--- begin DATA PROVIDED ---

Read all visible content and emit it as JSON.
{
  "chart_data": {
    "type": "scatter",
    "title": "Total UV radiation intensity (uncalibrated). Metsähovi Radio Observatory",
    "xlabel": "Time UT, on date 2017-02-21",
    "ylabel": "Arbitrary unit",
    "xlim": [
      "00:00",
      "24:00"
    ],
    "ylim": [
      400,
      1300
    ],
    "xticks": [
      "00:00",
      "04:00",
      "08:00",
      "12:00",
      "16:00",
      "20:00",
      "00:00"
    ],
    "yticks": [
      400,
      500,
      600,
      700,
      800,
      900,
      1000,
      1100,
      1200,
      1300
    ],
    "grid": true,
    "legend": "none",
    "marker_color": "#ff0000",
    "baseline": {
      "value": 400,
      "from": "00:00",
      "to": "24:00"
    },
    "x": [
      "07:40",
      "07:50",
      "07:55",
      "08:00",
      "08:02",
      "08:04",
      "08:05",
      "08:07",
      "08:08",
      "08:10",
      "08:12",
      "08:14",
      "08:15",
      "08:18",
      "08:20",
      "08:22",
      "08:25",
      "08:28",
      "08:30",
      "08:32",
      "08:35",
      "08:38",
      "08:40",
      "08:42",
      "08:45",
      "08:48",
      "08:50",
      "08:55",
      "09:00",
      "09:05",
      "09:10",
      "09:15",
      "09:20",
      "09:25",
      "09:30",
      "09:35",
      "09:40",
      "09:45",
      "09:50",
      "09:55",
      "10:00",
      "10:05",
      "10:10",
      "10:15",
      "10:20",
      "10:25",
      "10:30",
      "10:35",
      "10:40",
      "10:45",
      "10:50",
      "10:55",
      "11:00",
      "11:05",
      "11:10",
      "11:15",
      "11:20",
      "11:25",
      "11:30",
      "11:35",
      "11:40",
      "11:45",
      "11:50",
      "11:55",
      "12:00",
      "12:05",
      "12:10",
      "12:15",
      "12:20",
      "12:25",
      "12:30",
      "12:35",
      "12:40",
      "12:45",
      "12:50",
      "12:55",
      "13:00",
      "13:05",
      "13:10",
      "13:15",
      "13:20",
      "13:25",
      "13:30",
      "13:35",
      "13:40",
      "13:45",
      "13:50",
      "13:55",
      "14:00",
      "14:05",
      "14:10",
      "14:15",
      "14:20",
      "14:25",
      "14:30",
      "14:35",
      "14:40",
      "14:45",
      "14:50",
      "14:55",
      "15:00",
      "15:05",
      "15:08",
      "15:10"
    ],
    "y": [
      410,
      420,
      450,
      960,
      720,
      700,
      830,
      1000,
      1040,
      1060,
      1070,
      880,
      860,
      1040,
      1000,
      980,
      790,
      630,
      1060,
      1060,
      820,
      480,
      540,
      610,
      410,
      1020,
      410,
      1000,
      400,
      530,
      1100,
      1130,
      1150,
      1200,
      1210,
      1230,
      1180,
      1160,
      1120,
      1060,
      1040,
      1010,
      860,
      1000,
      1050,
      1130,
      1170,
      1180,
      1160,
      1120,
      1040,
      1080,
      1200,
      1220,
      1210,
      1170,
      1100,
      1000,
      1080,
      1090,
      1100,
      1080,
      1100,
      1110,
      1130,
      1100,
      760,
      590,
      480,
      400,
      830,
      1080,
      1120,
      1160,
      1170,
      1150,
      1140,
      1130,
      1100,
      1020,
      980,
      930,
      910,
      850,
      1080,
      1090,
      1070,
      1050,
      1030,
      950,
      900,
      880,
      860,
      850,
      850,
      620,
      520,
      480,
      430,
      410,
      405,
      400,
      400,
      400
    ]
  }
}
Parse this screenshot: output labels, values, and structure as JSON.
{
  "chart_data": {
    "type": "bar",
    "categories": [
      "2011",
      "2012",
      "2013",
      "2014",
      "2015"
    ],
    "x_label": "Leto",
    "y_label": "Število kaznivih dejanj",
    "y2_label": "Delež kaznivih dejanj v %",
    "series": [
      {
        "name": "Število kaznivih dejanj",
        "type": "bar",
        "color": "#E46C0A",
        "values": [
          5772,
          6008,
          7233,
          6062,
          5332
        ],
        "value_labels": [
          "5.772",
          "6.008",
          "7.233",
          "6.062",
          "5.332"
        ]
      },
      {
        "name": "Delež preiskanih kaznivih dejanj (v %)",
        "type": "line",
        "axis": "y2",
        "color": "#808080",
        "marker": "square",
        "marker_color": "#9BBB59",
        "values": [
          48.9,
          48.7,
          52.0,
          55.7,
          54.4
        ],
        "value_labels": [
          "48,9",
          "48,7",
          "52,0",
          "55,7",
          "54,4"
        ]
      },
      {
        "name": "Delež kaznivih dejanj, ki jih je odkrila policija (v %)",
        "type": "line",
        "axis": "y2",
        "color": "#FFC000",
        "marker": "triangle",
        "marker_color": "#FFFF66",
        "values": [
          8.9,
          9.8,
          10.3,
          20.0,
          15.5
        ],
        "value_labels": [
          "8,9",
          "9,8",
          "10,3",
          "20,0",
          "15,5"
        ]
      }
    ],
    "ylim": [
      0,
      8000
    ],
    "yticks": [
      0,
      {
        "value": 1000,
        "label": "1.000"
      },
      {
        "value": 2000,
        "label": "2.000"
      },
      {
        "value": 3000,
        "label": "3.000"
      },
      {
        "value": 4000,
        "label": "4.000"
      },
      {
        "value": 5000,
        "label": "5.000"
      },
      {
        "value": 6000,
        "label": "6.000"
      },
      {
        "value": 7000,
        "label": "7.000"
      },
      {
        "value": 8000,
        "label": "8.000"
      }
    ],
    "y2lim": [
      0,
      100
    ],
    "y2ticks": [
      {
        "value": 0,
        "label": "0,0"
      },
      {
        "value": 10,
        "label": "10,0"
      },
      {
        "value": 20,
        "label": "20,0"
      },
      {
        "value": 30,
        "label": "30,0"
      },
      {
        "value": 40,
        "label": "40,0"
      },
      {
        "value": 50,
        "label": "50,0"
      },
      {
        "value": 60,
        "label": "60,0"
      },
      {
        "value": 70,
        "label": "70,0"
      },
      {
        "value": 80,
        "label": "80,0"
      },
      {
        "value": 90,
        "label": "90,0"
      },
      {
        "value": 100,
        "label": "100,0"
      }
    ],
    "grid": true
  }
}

--- end DATA PROVIDED ---

**WHAT IS NEEDED**
Reproduce the records word for word.

**THE ANSWER**
Read all visible content and emit it as JSON.
{
  "chart_data": {
    "type": "scatter",
    "title": "Total UV radiation intensity (uncalibrated). Metsähovi Radio Observatory",
    "xlabel": "Time UT, on date 2017-02-21",
    "ylabel": "Arbitrary unit",
    "xlim": [
      "00:00",
      "24:00"
    ],
    "ylim": [
      400,
      1300
    ],
    "xticks": [
      "00:00",
      "04:00",
      "08:00",
      "12:00",
      "16:00",
      "20:00",
      "00:00"
    ],
    "yticks": [
      400,
      500,
      600,
      700,
      800,
      900,
      1000,
      1100,
      1200,
      1300
    ],
    "grid": true,
    "legend": "none",
    "marker_color": "#ff0000",
    "baseline": {
      "value": 400,
      "from": "00:00",
      "to": "24:00"
    },
    "x": [
      "07:40",
      "07:50",
      "07:55",
      "08:00",
      "08:02",
      "08:04",
      "08:05",
      "08:07",
      "08:08",
      "08:10",
      "08:12",
      "08:14",
      "08:15",
      "08:18",
      "08:20",
      "08:22",
      "08:25",
      "08:28",
      "08:30",
      "08:32",
      "08:35",
      "08:38",
      "08:40",
      "08:42",
      "08:45",
      "08:48",
      "08:50",
      "08:55",
      "09:00",
      "09:05",
      "09:10",
      "09:15",
      "09:20",
      "09:25",
      "09:30",
      "09:35",
      "09:40",
      "09:45",
      "09:50",
      "09:55",
      "10:00",
      "10:05",
      "10:10",
      "10:15",
      "10:20",
      "10:25",
      "10:30",
      "10:35",
      "10:40",
      "10:45",
      "10:50",
      "10:55",
      "11:00",
      "11:05",
      "11:10",
      "11:15",
      "11:20",
      "11:25",
      "11:30",
      "11:35",
      "11:40",
      "11:45",
      "11:50",
      "11:55",
      "12:00",
      "12:05",
      "12:10",
      "12:15",
      "12:20",
      "12:25",
      "12:30",
      "12:35",
      "12:40",
      "12:45",
      "12:50",
      "12:55",
      "13:00",
      "13:05",
      "13:10",
      "13:15",
      "13:20",
      "13:25",
      "13:30",
      "13:35",
      "13:40",
      "13:45",
      "13:50",
      "13:55",
      "14:00",
      "14:05",
      "14:10",
      "14:15",
      "14:20",
      "14:25",
      "14:30",
      "14:35",
      "14:40",
      "14:45",
      "14:50",
      "14:55",
      "15:00",
      "15:05",
      "15:08",
      "15:10"
    ],
    "y": [
      410,
      420,
      450,
      960,
      720,
      700,
      830,
      1000,
      1040,
      1060,
      1070,
      880,
      860,
      1040,
      1000,
      980,
      790,
      630,
      1060,
      1060,
      820,
      480,
      540,
      610,
      410,
      1020,
      410,
      1000,
      400,
      530,
      1100,
      1130,
      1150,
      1200,
      1210,
      1230,
      1180,
      1160,
      1120,
      1060,
      1040,
      1010,
      860,
      1000,
      1050,
      1130,
      1170,
      1180,
      1160,
      1120,
      1040,
      1080,
      1200,
      1220,
      1210,
      1170,
      1100,
      1000,
      1080,
      1090,
      1100,
      1080,
      1100,
      1110,
      1130,
      1100,
      760,
      590,
      480,
      400,
      830,
      1080,
      1120,
      1160,
      1170,
      1150,
      1140,
      1130,
      1100,
      1020,
      980,
      930,
      910,
      850,
      1080,
      1090,
      1070,
      1050,
      1030,
      950,
      900,
      880,
      860,
      850,
      850,
      620,
      520,
      480,
      430,
      410,
      405,
      400,
      400,
      400
    ]
  }
}
Parse this screenshot: output labels, values, and structure as JSON.
{
  "chart_data": {
    "type": "bar",
    "categories": [
      "2011",
      "2012",
      "2013",
      "2014",
      "2015"
    ],
    "x_label": "Leto",
    "y_label": "Število kaznivih dejanj",
    "y2_label": "Delež kaznivih dejanj v %",
    "series": [
      {
        "name": "Število kaznivih dejanj",
        "type": "bar",
        "color": "#E46C0A",
        "values": [
          5772,
          6008,
          7233,
          6062,
          5332
        ],
        "value_labels": [
          "5.772",
          "6.008",
          "7.233",
          "6.062",
          "5.332"
        ]
      },
      {
        "name": "Delež preiskanih kaznivih dejanj (v %)",
        "type": "line",
        "axis": "y2",
        "color": "#808080",
        "marker": "square",
        "marker_color": "#9BBB59",
        "values": [
          48.9,
          48.7,
          52.0,
          55.7,
          54.4
        ],
        "value_labels": [
          "48,9",
          "48,7",
          "52,0",
          "55,7",
          "54,4"
        ]
      },
      {
        "name": "Delež kaznivih dejanj, ki jih je odkrila policija (v %)",
        "type": "line",
        "axis": "y2",
        "color": "#FFC000",
        "marker": "triangle",
        "marker_color": "#FFFF66",
        "values": [
          8.9,
          9.8,
          10.3,
          20.0,
          15.5
        ],
        "value_labels": [
          "8,9",
          "9,8",
          "10,3",
          "20,0",
          "15,5"
        ]
      }
    ],
    "ylim": [
      0,
      8000
    ],
    "yticks": [
      0,
      {
        "value": 1000,
        "label": "1.000"
      },
      {
        "value": 2000,
        "label": "2.000"
      },
      {
        "value": 3000,
        "label": "3.000"
      },
      {
        "value": 4000,
        "label": "4.000"
      },
      {
        "value": 5000,
        "label": "5.000"
      },
      {
        "value": 6000,
        "label": "6.000"
      },
      {
        "value": 7000,
        "label": "7.000"
      },
      {
        "value": 8000,
        "label": "8.000"
      }
    ],
    "y2lim": [
      0,
      100
    ],
    "y2ticks": [
      {
        "value": 0,
        "label": "0,0"
      },
      {
        "value": 10,
        "label": "10,0"
      },
      {
        "value": 20,
        "label": "20,0"
      },
      {
        "value": 30,
        "label": "30,0"
      },
      {
        "value": 40,
        "label": "40,0"
      },
      {
        "value": 50,
        "label": "50,0"
      },
      {
        "value": 60,
        "label": "60,0"
      },
      {
        "value": 70,
        "label": "70,0"
      },
      {
        "value": 80,
        "label": "80,0"
      },
      {
        "value": 90,
        "label": "90,0"
      },
      {
        "value": 100,
        "label": "100,0"
      }
    ],
    "grid": true
  }
}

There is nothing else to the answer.